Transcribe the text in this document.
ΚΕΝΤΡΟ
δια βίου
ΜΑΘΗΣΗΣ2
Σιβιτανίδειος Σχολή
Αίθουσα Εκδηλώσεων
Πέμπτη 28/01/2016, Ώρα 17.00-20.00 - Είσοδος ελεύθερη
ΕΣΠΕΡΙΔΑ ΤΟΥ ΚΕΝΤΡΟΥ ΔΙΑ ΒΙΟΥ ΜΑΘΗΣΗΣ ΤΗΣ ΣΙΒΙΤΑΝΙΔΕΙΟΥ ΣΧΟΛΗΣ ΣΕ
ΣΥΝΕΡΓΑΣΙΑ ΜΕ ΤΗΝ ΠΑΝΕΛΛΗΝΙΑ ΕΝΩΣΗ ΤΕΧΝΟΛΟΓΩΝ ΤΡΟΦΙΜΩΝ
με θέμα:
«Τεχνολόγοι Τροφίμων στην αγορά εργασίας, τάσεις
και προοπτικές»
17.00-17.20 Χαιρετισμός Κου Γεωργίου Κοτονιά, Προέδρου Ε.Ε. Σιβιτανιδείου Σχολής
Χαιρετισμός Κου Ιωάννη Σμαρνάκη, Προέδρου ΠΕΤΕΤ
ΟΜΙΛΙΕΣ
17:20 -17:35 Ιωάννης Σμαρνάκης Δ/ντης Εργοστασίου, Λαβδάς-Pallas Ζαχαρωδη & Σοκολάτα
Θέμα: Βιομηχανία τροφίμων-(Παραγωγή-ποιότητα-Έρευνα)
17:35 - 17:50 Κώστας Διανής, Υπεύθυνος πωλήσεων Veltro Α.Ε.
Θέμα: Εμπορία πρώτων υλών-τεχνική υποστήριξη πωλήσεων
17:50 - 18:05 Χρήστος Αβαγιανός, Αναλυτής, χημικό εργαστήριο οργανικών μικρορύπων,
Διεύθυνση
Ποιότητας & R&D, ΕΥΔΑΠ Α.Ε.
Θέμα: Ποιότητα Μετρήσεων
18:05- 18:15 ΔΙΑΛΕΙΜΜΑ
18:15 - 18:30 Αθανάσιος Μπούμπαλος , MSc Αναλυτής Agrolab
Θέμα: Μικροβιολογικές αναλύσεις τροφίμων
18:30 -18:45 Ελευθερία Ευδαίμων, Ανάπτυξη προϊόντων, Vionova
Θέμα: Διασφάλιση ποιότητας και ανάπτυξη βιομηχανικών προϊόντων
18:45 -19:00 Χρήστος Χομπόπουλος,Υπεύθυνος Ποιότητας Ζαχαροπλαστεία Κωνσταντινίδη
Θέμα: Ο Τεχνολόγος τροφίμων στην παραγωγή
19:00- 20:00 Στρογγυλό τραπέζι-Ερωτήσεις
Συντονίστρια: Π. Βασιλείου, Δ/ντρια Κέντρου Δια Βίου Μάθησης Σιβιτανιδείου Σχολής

▸ **EXERCISE PROMPT**:
Find all lines where the word "προϊόντων" appears. Copy them.

▸ **CORRECT RESULT**:
18:30 -18:45 Ελευθερία Ευδαίμων, Ανάπτυξη προϊόντων, Vionova
Θέμα: Διασφάλιση ποιότητας και ανάπτυξη βιομηχανικών προϊόντων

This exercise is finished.